- [To do]: Review the material and extract every line in which the word "problems" occurs.

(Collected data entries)
▽

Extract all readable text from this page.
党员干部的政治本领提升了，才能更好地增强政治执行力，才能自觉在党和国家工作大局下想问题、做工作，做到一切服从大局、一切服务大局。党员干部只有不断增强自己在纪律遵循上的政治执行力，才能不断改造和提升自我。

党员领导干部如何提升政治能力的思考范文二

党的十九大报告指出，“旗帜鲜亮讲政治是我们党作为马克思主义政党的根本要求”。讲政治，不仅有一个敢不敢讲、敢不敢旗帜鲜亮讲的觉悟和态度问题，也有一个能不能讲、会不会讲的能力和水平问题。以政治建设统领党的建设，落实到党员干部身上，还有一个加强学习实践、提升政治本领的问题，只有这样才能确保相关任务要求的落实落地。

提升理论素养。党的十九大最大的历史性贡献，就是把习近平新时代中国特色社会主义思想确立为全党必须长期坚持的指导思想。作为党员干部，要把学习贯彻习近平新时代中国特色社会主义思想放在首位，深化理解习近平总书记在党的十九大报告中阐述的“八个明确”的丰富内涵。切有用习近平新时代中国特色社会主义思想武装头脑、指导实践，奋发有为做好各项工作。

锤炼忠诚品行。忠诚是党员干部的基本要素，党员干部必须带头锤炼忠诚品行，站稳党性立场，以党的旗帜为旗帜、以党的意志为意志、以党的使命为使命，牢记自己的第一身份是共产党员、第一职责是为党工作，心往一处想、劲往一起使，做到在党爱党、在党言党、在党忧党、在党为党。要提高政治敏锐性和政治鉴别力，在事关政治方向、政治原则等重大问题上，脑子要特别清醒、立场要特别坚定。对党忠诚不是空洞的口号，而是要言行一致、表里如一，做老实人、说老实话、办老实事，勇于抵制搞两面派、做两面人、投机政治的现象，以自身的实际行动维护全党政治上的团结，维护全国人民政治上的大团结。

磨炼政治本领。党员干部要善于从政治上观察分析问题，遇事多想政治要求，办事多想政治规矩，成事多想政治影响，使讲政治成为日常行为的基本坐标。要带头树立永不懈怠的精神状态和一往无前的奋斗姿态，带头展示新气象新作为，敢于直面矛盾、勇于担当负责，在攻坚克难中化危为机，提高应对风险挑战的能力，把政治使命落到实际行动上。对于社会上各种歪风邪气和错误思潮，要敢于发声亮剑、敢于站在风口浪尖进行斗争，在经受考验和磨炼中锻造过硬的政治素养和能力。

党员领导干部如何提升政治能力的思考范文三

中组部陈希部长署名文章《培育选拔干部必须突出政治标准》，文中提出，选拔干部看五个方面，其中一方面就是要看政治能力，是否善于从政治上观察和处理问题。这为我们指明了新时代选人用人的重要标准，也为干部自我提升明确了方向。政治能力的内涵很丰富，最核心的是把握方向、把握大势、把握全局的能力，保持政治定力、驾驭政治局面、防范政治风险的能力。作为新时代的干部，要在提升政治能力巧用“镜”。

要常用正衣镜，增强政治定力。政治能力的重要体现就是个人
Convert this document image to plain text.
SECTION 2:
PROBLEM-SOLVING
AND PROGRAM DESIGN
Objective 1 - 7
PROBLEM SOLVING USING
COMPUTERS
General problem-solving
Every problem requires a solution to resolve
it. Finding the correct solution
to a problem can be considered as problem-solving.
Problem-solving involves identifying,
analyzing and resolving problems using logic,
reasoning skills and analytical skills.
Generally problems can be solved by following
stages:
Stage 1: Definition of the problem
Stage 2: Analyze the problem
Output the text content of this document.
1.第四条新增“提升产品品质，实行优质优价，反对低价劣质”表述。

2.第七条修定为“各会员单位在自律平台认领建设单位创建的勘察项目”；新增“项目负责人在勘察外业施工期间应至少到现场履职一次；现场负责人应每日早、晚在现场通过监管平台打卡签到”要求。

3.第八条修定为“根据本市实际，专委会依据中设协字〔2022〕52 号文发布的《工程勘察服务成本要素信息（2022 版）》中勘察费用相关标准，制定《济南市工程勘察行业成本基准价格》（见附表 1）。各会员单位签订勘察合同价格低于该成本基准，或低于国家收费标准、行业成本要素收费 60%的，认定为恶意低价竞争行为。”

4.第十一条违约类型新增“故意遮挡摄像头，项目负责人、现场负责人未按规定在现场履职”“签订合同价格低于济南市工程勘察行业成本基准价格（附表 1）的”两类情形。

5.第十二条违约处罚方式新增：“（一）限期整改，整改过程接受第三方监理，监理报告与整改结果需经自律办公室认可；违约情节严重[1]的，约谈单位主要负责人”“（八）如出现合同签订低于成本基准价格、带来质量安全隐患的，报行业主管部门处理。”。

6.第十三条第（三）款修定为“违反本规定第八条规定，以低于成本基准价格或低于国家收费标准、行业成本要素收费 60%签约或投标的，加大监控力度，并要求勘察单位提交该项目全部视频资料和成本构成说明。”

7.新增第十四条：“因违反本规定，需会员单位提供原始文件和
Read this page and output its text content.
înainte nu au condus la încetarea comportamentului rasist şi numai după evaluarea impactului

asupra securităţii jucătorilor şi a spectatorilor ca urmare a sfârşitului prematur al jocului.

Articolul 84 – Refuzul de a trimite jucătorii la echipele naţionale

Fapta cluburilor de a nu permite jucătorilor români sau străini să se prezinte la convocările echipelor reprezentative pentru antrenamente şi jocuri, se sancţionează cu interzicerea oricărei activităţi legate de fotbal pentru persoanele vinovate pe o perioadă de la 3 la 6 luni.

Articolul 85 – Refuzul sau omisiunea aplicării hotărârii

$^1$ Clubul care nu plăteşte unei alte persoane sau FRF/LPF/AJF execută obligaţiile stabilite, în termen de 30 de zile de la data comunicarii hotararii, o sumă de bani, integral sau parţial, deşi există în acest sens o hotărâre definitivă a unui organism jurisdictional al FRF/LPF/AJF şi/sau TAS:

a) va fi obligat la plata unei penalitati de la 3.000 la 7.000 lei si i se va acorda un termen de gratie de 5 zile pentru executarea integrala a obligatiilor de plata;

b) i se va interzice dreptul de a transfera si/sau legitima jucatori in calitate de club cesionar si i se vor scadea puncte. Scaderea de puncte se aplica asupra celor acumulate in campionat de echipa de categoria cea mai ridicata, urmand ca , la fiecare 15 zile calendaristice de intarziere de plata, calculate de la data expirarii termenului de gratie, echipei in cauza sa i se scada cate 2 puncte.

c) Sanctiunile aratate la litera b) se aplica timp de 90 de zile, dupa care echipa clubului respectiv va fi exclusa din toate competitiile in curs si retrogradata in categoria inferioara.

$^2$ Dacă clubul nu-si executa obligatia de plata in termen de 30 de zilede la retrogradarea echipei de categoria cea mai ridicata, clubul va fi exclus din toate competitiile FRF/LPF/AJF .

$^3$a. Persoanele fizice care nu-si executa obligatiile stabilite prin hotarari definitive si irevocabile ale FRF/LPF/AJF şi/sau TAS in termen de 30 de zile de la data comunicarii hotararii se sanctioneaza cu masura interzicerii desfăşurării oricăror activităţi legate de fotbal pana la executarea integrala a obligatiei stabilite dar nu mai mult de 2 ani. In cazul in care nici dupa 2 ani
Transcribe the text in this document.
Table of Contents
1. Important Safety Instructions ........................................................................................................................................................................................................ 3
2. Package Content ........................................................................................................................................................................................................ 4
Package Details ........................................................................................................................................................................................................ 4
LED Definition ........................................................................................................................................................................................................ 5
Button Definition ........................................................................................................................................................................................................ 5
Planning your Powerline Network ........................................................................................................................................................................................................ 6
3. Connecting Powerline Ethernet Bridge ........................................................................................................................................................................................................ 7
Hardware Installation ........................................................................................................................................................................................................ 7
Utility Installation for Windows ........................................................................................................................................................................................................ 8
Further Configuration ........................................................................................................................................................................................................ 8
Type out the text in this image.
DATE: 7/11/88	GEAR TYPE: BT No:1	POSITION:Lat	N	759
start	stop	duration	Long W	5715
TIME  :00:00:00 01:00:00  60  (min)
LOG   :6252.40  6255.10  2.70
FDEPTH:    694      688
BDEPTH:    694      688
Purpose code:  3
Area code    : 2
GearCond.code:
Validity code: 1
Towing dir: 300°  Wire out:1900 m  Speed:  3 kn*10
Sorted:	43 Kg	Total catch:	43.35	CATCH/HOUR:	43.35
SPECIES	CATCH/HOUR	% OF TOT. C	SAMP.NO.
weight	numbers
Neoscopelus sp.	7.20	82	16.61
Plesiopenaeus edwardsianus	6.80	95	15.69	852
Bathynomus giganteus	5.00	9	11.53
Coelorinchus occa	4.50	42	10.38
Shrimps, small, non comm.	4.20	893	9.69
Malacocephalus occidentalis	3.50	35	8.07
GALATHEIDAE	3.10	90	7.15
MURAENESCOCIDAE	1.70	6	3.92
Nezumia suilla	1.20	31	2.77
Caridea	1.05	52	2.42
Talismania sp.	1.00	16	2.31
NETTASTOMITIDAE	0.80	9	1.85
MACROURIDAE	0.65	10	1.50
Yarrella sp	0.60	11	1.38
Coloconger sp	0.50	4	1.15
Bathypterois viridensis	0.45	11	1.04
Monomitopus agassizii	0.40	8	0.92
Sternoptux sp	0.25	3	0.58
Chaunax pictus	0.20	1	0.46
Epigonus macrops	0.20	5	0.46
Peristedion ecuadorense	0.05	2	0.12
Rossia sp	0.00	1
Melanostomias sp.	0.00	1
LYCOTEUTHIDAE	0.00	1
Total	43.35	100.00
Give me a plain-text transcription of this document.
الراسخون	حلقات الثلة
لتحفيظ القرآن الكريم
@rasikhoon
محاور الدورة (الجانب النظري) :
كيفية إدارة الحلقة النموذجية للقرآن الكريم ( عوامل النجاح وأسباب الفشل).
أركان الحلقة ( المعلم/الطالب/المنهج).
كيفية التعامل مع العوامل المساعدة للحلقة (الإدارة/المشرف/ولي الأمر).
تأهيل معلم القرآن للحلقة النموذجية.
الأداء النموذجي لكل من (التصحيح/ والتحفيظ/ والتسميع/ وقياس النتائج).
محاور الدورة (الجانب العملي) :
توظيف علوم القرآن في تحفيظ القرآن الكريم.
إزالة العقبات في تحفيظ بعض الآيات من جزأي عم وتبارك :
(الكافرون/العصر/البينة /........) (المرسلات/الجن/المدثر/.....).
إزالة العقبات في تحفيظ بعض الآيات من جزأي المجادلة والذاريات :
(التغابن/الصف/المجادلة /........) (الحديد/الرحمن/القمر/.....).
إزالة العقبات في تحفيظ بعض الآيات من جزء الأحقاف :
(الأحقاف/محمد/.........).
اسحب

△

- [Solution to the exercise]:
analyzing and resolving problems using logic,
Generally problems can be solved by following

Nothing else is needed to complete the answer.